## Work required
Reading the listing below, count the lines that contain the word "header" and give that count alone.

## Record list

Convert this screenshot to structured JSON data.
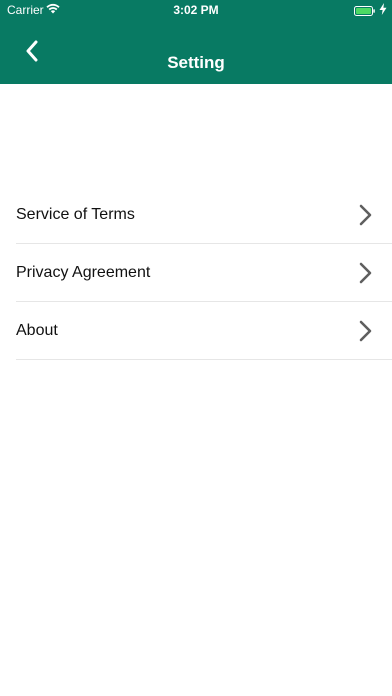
{
  "status_bar": {
    "carrier": "Carrier",
    "time": "3:02 PM"
  },
  "nav": {
    "title": "Setting",
    "back_icon": "chevron-left-icon"
  },
  "menu": {
    "items": [
      {
        "label": "Service of Terms",
        "icon": "chevron-right-icon"
      },
      {
        "label": "Privacy Agreement",
        "icon": "chevron-right-icon"
      },
      {
        "label": "About",
        "icon": "chevron-right-icon"
      }
    ]
  },
  "colors": {
    "header": "#087a63",
    "battery": "#4cd964",
    "chevron": "#5f5f5f"
  }
}
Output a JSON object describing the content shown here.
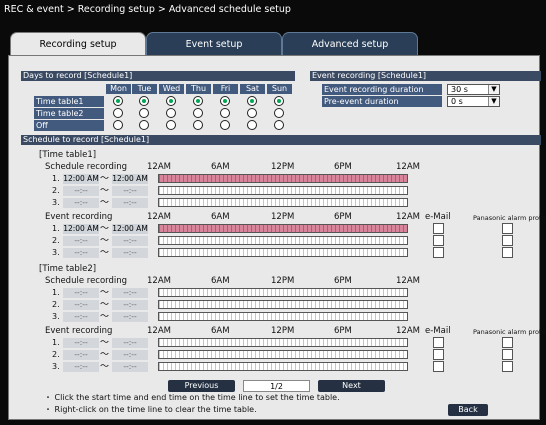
{
  "title": "REC & event > Recording setup > Advanced schedule setup",
  "tabs": [
    "Recording setup",
    "Event setup",
    "Advanced setup"
  ],
  "days": {
    "header": "Days to record [Schedule1]",
    "columns": [
      "Mon",
      "Tue",
      "Wed",
      "Thu",
      "Fri",
      "Sat",
      "Sun"
    ],
    "rows": [
      {
        "label": "Time table1",
        "selected": [
          true,
          true,
          true,
          true,
          true,
          true,
          true
        ]
      },
      {
        "label": "Time table2",
        "selected": [
          false,
          false,
          false,
          false,
          false,
          false,
          false
        ]
      },
      {
        "label": "Off",
        "selected": [
          false,
          false,
          false,
          false,
          false,
          false,
          false
        ]
      }
    ]
  },
  "event_rec": {
    "header": "Event recording [Schedule1]",
    "duration_label": "Event recording duration",
    "duration_value": "30 s",
    "pre_label": "Pre-event duration",
    "pre_value": "0 s"
  },
  "schedule": {
    "header": "Schedule to record [Schedule1]",
    "ticks": [
      "12AM",
      "6AM",
      "12PM",
      "6PM",
      "12AM"
    ],
    "email_label": "e-Mail",
    "alarm_label": "Panasonic alarm protocol",
    "tt1": {
      "title": "[Time table1]",
      "sched_label": "Schedule recording",
      "event_label": "Event recording",
      "sched_rows": [
        {
          "num": "1.",
          "start": "12:00 AM",
          "end": "12:00 AM"
        },
        {
          "num": "2.",
          "start": "--:--",
          "end": "--:--"
        },
        {
          "num": "3.",
          "start": "--:--",
          "end": "--:--"
        }
      ],
      "event_rows": [
        {
          "num": "1.",
          "start": "12:00 AM",
          "end": "12:00 AM"
        },
        {
          "num": "2.",
          "start": "--:--",
          "end": "--:--"
        },
        {
          "num": "3.",
          "start": "--:--",
          "end": "--:--"
        }
      ]
    },
    "tt2": {
      "title": "[Time table2]",
      "sched_label": "Schedule recording",
      "event_label": "Event recording",
      "sched_rows": [
        {
          "num": "1.",
          "start": "--:--",
          "end": "--:--"
        },
        {
          "num": "2.",
          "start": "--:--",
          "end": "--:--"
        },
        {
          "num": "3.",
          "start": "--:--",
          "end": "--:--"
        }
      ],
      "event_rows": [
        {
          "num": "1.",
          "start": "--:--",
          "end": "--:--"
        },
        {
          "num": "2.",
          "start": "--:--",
          "end": "--:--"
        },
        {
          "num": "3.",
          "start": "--:--",
          "end": "--:--"
        }
      ]
    },
    "tilde": "～"
  },
  "pagination": {
    "previous": "Previous",
    "page": "1/2",
    "next": "Next"
  },
  "notes": [
    "・ Click the start time and end time on the time line to set the time table.",
    "・ Right-click on the time line to clear the time table."
  ],
  "back": "Back"
}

## Response to the task
4